What you need to do: Scan the lines below; pull out those with "Bescheid".

A block of data
------------------------------
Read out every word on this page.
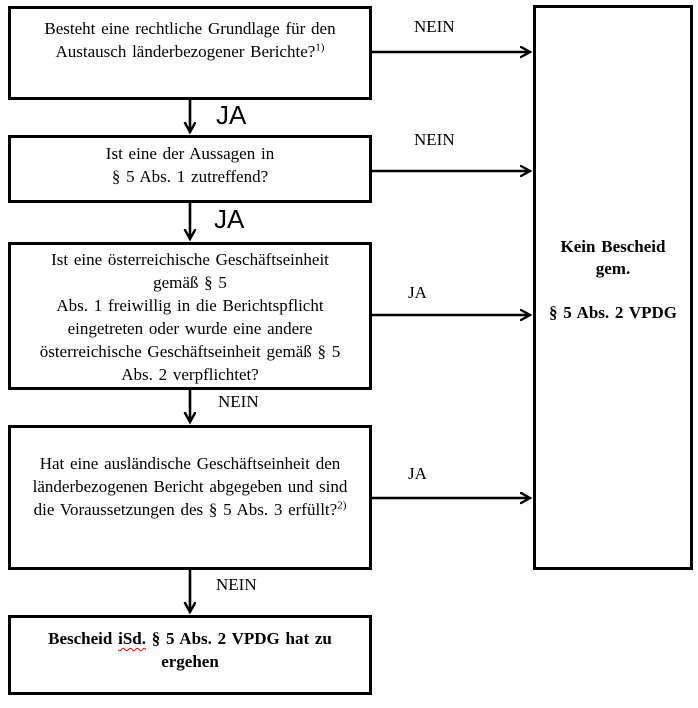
Besteht eine rechtliche Grundlage für den
Austausch länderbezogener Berichte?$^{1)}$
Ist eine der Aussagen in
§ 5 Abs. 1 zutreffend?
Ist eine österreichische Geschäftseinheit
gemäß § 5
Abs. 1 freiwillig in die Berichtspflicht
eingetreten oder wurde eine andere
österreichische Geschäftseinheit gemäß § 5
Abs. 2 verpflichtet?
Hat eine ausländische Geschäftseinheit den
länderbezogenen Bericht abgegeben und sind
die Voraussetzungen des § 5 Abs. 3 erfüllt?$^{2)}$
Bescheid iSd. § 5 Abs. 2 VPDG hat zu
ergehen
Kein Bescheid
gem.
§ 5 Abs. 2 VPDG
JA
JA
NEIN
NEIN
NEIN
NEIN
JA
JA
------------------------------
Written answer:
Bescheid iSd. § 5 Abs. 2 VPDG hat zu
Kein Bescheid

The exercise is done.